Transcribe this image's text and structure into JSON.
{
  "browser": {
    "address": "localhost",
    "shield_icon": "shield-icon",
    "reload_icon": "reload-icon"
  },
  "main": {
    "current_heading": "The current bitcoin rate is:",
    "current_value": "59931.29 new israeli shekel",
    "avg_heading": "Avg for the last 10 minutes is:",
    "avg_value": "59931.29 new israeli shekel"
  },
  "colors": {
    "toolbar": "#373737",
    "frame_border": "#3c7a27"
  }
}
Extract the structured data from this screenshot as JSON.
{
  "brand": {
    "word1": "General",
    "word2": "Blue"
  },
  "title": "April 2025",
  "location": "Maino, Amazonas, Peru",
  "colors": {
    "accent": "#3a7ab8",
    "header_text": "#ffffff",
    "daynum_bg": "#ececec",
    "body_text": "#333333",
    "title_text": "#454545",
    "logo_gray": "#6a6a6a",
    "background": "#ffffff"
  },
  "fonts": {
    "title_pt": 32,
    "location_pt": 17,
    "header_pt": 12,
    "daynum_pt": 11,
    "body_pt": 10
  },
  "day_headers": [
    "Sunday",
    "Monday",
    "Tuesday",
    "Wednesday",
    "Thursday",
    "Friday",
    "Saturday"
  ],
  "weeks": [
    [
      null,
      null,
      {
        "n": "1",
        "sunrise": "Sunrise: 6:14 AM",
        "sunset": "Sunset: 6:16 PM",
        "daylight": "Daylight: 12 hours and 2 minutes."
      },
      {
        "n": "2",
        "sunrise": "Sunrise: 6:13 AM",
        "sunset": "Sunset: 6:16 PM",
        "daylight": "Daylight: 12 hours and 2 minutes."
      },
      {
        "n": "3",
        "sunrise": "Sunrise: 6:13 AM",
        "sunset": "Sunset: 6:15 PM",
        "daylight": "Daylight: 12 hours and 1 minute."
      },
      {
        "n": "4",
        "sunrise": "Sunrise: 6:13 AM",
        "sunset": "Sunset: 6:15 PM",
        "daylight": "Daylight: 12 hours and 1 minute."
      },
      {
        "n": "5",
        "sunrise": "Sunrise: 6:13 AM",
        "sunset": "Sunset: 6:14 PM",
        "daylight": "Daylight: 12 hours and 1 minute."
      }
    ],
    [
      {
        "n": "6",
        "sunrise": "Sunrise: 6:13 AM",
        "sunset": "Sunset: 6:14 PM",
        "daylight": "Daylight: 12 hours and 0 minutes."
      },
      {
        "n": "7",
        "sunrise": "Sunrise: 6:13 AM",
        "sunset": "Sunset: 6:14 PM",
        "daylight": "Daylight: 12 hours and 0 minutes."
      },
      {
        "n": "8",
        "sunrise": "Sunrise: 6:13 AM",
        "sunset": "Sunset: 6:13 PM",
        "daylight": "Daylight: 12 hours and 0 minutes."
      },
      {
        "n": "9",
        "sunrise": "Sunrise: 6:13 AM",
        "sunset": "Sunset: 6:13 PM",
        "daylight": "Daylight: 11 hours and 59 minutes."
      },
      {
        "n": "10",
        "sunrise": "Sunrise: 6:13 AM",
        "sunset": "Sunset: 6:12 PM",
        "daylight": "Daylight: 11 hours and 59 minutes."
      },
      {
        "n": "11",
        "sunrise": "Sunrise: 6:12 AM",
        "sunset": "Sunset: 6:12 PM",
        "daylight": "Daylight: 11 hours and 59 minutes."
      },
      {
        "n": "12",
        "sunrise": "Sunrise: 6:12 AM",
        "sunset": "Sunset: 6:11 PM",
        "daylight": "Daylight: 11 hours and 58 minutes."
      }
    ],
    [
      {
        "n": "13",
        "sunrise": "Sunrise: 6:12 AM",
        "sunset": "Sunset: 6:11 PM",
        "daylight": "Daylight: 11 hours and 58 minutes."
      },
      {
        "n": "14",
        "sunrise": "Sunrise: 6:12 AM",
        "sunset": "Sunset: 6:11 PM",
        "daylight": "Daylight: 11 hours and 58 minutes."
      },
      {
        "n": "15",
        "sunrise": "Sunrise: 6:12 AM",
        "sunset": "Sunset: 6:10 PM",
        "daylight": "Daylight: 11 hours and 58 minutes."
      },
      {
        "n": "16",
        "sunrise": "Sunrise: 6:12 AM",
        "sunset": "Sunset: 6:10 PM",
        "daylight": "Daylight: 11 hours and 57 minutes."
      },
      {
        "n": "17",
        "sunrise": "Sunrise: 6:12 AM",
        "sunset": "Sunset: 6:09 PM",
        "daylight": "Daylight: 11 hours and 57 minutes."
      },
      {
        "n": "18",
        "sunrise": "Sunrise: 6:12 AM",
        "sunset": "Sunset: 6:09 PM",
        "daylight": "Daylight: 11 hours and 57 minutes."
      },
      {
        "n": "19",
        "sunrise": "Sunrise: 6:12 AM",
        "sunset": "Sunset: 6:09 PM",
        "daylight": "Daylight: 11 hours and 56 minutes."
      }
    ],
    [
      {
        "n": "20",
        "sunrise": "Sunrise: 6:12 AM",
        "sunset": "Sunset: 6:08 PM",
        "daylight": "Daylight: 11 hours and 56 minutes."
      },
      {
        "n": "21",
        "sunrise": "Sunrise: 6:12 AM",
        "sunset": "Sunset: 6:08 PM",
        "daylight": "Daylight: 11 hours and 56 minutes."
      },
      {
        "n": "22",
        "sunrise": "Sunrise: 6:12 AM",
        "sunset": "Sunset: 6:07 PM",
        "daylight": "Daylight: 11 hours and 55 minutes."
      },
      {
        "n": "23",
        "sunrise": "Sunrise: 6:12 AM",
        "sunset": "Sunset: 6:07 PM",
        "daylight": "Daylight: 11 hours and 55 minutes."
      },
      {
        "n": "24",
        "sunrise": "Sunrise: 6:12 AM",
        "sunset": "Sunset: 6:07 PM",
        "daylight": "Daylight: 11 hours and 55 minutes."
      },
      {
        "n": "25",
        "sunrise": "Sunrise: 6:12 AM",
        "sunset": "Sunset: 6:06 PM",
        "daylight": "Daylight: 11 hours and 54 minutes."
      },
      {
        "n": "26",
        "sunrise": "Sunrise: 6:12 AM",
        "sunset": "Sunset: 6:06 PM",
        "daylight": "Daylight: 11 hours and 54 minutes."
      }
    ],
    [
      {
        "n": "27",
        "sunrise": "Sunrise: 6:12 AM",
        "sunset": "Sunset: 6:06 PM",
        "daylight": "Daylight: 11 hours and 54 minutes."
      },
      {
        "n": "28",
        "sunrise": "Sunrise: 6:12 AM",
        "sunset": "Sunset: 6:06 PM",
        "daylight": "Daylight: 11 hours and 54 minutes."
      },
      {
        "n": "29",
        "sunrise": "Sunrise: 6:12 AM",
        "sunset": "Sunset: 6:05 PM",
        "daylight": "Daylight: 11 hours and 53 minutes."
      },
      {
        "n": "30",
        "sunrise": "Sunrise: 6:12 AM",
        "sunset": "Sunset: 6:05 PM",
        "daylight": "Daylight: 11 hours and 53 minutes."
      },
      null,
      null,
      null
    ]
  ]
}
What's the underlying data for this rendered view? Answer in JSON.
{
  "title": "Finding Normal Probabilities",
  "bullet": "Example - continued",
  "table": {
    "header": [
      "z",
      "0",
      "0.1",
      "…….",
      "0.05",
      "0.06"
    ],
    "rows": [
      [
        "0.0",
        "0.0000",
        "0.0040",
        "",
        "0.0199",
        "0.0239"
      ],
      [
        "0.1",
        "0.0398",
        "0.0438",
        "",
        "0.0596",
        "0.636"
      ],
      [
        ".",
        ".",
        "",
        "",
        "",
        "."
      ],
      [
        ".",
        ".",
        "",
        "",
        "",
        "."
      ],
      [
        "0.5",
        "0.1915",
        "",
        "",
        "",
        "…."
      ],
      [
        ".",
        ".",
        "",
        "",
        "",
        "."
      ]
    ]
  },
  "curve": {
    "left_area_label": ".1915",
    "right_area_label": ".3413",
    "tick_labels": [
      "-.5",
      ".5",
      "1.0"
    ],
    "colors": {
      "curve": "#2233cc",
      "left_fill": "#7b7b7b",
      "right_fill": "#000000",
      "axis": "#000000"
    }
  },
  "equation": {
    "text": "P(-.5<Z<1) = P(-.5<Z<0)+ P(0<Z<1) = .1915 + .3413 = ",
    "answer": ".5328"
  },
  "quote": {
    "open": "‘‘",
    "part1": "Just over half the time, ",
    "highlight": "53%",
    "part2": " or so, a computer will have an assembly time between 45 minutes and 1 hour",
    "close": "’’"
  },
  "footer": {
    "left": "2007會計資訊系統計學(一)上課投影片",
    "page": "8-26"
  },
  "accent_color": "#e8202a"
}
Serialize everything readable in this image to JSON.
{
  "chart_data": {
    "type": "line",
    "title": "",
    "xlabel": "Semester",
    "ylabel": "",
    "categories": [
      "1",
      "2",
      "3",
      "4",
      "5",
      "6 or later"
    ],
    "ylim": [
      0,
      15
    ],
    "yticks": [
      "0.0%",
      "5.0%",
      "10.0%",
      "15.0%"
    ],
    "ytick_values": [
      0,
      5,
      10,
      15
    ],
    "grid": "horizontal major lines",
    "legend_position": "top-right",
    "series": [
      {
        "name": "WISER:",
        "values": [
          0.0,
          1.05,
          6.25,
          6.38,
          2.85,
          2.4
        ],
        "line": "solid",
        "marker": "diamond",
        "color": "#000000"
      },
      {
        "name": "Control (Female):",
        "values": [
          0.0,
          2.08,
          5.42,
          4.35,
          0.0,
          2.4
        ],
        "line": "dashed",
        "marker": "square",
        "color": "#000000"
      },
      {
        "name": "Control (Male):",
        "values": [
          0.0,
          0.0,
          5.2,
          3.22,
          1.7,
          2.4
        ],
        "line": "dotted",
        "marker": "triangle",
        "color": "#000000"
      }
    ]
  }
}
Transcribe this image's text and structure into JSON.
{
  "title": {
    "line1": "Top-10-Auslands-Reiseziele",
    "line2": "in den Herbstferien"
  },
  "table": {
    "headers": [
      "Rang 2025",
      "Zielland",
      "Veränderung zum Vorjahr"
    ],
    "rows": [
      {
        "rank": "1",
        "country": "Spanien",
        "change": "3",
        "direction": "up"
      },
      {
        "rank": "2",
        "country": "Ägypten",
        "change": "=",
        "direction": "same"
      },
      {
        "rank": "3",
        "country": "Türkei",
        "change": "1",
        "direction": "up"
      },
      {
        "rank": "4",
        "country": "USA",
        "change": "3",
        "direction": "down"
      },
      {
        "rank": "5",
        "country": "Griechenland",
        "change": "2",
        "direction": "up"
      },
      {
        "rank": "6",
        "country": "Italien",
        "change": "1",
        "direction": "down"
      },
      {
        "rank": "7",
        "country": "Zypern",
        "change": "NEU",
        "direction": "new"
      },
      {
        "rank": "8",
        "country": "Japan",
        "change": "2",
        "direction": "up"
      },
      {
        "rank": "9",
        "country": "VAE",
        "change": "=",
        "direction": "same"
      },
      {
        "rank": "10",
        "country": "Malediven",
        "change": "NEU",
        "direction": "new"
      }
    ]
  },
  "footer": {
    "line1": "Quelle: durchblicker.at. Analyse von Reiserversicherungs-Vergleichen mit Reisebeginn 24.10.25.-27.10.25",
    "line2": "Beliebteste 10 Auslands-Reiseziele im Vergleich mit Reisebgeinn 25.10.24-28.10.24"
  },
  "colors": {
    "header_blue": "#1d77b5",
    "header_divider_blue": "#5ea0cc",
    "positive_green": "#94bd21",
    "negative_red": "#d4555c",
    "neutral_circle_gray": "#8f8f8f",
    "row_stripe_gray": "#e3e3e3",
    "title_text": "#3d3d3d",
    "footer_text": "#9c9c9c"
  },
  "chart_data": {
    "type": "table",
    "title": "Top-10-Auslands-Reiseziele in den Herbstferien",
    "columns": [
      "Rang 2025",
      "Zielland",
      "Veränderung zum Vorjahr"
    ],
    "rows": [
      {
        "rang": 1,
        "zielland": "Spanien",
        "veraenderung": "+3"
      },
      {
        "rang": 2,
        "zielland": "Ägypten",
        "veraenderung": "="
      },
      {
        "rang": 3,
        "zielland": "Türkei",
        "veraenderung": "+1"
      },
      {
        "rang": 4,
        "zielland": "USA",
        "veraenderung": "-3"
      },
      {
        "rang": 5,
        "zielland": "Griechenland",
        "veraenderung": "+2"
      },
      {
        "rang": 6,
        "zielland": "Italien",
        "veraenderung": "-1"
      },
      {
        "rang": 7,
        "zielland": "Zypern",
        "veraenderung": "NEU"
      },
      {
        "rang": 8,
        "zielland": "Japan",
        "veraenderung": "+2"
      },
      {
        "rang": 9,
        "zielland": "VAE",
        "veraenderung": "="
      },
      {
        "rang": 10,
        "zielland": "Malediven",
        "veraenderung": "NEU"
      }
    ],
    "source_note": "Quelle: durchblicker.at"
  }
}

○ ○ ○

> **Given task**: How many lines of the listing above include the word "israeli"? State the number and nothing else.

> **Solved exercise**: 2